Information shown:
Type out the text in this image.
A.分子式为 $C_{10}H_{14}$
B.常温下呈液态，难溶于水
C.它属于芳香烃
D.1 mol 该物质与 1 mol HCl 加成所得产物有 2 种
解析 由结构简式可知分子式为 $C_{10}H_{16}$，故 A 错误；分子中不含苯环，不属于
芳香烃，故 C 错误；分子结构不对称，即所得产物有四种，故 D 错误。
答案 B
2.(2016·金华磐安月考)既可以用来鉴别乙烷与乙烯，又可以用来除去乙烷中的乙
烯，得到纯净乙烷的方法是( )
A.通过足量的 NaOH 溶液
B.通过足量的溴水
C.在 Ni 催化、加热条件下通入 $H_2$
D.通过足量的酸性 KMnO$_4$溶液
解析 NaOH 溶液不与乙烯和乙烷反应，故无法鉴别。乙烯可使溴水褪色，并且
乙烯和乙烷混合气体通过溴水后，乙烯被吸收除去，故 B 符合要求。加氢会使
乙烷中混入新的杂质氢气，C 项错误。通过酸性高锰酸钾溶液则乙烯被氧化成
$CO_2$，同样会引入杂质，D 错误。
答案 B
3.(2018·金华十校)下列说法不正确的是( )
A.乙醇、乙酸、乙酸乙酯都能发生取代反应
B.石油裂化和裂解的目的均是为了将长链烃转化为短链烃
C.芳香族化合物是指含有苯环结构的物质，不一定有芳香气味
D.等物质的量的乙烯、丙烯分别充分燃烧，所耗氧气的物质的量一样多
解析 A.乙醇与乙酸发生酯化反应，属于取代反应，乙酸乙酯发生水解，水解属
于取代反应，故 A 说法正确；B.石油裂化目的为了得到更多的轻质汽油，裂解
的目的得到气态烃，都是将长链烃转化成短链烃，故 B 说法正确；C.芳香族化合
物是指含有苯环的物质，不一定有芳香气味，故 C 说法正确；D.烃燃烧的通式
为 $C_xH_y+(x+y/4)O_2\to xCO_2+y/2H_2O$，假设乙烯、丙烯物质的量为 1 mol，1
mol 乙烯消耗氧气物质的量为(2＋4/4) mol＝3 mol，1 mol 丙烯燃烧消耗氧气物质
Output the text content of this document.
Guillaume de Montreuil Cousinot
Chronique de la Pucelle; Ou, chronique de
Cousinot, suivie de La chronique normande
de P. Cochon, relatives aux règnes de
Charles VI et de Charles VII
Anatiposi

To do:
Filter the listing above by the word "说法正确"; copy each line that passes.

The completed task:
于取代反应，故 A 说法正确；B.石油裂化目的为了得到更多的轻质汽油，裂解
的目的得到气态烃，都是将长链烃转化成短链烃，故 B 说法正确；C.芳香族化合
物是指含有苯环的物质，不一定有芳香气味，故 C 说法正确；D.烃燃烧的通式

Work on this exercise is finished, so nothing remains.